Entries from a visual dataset

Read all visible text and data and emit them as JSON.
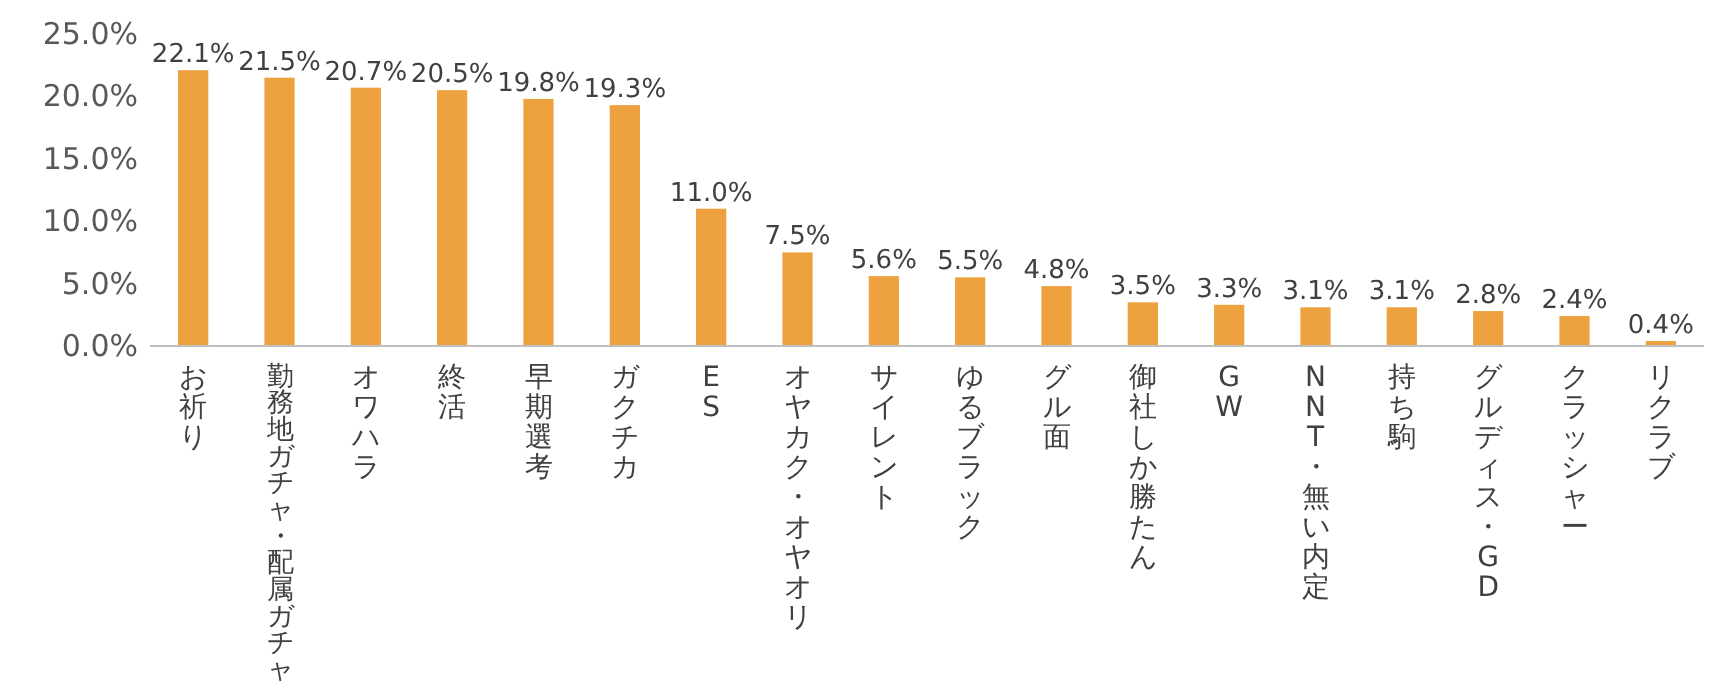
{
  "chart_data": {
    "type": "bar",
    "categories": [
      "お祈り",
      "勤務地ガチャ・配属ガチャ",
      "オワハラ",
      "終活",
      "早期選考",
      "ガクチカ",
      "ES",
      "オヤカク・オヤオリ",
      "サイレント",
      "ゆるブラック",
      "グル面",
      "御社しか勝たん",
      "GW",
      "NNT・無い内定",
      "持ち駒",
      "グルディス・GD",
      "クラッシャー",
      "リクラブ"
    ],
    "values": [
      22.1,
      21.5,
      20.7,
      20.5,
      19.8,
      19.3,
      11.0,
      7.5,
      5.6,
      5.5,
      4.8,
      3.5,
      3.3,
      3.1,
      3.1,
      2.8,
      2.4,
      0.4
    ],
    "value_labels": [
      "22.1%",
      "21.5%",
      "20.7%",
      "20.5%",
      "19.8%",
      "19.3%",
      "11.0%",
      "7.5%",
      "5.6%",
      "5.5%",
      "4.8%",
      "3.5%",
      "3.3%",
      "3.1%",
      "3.1%",
      "2.8%",
      "2.4%",
      "0.4%"
    ],
    "color": "#eda13f",
    "ylim": [
      0,
      25
    ],
    "yticks": [
      {
        "value": 0,
        "label": "0.0%"
      },
      {
        "value": 5,
        "label": "5.0%"
      },
      {
        "value": 10,
        "label": "10.0%"
      },
      {
        "value": 15,
        "label": "15.0%"
      },
      {
        "value": 20,
        "label": "20.0%"
      },
      {
        "value": 25,
        "label": "25.0%"
      }
    ],
    "grid": false
  }
}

Problem requirements -> Reproduce the records, all of them, word for word; omit the pictures.

Complete response ->
Read all visible text and data and emit them as JSON.
{
  "chart_data": {
    "type": "bar",
    "categories": [
      "お祈り",
      "勤務地ガチャ・配属ガチャ",
      "オワハラ",
      "終活",
      "早期選考",
      "ガクチカ",
      "ES",
      "オヤカク・オヤオリ",
      "サイレント",
      "ゆるブラック",
      "グル面",
      "御社しか勝たん",
      "GW",
      "NNT・無い内定",
      "持ち駒",
      "グルディス・GD",
      "クラッシャー",
      "リクラブ"
    ],
    "values": [
      22.1,
      21.5,
      20.7,
      20.5,
      19.8,
      19.3,
      11.0,
      7.5,
      5.6,
      5.5,
      4.8,
      3.5,
      3.3,
      3.1,
      3.1,
      2.8,
      2.4,
      0.4
    ],
    "value_labels": [
      "22.1%",
      "21.5%",
      "20.7%",
      "20.5%",
      "19.8%",
      "19.3%",
      "11.0%",
      "7.5%",
      "5.6%",
      "5.5%",
      "4.8%",
      "3.5%",
      "3.3%",
      "3.1%",
      "3.1%",
      "2.8%",
      "2.4%",
      "0.4%"
    ],
    "color": "#eda13f",
    "ylim": [
      0,
      25
    ],
    "yticks": [
      {
        "value": 0,
        "label": "0.0%"
      },
      {
        "value": 5,
        "label": "5.0%"
      },
      {
        "value": 10,
        "label": "10.0%"
      },
      {
        "value": 15,
        "label": "15.0%"
      },
      {
        "value": 20,
        "label": "20.0%"
      },
      {
        "value": 25,
        "label": "25.0%"
      }
    ],
    "grid": false
  }
}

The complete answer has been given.